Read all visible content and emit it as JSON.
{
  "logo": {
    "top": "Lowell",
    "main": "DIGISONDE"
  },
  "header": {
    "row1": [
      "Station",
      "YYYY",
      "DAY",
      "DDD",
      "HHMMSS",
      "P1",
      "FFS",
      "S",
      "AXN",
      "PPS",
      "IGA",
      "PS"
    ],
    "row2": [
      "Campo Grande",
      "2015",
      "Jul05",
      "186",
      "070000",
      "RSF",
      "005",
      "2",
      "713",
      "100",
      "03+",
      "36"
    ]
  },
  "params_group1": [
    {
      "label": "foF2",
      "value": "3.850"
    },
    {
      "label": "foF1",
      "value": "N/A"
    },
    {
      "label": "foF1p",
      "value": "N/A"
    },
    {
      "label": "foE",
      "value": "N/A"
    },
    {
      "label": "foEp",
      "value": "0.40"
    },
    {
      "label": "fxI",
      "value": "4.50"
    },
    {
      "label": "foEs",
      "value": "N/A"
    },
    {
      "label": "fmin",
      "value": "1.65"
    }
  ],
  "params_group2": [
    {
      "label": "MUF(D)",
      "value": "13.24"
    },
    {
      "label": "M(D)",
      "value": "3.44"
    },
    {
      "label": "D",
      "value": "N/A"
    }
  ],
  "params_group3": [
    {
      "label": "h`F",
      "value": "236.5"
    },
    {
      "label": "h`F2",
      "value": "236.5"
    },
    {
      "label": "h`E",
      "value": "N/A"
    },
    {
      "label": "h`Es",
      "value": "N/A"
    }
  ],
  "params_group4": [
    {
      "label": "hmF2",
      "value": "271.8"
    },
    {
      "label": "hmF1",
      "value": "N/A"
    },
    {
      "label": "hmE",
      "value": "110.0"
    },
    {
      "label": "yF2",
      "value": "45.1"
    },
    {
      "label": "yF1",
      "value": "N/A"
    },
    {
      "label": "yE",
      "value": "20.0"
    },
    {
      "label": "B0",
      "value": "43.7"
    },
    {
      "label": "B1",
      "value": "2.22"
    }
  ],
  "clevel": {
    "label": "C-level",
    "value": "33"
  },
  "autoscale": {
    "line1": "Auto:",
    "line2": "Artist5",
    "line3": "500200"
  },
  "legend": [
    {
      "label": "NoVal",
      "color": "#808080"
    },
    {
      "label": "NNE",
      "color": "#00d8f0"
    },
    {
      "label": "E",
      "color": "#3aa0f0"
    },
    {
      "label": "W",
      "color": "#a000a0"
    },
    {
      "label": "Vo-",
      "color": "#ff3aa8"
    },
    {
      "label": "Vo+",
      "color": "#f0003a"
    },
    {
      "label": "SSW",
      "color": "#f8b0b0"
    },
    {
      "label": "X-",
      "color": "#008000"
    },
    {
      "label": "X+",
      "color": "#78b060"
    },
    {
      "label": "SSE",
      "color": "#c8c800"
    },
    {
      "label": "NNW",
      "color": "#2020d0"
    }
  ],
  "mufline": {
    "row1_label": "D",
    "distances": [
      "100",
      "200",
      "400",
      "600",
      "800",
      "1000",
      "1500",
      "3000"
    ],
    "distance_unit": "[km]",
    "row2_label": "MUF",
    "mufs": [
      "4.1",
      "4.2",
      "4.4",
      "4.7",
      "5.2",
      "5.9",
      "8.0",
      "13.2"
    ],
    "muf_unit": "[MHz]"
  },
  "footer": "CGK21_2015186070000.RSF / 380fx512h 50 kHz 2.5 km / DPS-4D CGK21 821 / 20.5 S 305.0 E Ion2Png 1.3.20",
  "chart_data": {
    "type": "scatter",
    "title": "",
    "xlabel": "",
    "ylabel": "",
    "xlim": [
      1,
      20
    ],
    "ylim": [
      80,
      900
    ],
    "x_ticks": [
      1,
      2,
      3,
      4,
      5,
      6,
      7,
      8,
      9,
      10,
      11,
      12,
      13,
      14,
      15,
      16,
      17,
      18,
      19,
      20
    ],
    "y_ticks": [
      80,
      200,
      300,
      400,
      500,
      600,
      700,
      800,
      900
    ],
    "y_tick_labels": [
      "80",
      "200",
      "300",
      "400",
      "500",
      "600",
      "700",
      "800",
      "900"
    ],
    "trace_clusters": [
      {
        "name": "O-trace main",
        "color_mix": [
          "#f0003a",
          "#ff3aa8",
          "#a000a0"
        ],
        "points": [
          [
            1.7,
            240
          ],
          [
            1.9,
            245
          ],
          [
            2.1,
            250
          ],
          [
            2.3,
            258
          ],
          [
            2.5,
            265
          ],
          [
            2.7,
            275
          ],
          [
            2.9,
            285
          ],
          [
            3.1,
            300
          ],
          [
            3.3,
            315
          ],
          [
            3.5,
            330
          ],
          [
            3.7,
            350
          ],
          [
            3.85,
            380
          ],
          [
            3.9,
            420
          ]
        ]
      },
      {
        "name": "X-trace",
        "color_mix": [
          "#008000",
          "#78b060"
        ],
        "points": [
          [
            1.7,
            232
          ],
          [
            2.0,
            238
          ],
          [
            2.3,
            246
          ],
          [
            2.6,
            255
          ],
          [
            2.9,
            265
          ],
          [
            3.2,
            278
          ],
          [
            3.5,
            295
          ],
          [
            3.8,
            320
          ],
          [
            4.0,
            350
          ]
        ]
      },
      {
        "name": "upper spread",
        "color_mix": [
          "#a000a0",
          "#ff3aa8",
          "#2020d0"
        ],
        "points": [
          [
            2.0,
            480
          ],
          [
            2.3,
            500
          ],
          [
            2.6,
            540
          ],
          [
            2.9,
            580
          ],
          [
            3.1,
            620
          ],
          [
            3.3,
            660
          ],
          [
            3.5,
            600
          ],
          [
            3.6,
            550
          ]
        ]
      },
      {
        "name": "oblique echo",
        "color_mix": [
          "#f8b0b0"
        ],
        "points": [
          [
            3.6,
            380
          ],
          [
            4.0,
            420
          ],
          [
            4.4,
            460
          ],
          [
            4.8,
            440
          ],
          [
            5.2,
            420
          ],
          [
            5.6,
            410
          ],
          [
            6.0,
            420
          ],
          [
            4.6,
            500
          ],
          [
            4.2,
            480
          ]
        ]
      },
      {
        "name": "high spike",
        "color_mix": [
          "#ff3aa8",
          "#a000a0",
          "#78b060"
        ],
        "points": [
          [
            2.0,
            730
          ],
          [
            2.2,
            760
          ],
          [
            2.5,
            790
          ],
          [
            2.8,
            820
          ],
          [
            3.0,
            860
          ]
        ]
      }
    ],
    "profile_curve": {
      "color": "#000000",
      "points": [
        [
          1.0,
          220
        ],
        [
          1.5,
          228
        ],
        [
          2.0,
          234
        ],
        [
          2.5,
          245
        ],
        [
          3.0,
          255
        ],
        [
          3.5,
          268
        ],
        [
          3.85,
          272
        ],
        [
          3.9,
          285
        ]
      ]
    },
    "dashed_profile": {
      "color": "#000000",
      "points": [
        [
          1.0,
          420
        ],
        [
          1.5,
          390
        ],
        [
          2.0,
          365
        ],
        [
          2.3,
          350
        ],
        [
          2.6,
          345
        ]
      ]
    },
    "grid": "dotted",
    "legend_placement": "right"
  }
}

## [What is needed]
Some lines of the records may hold the word "name". How many do? Answer with a number and nothing else.

## [Solution for this task]
5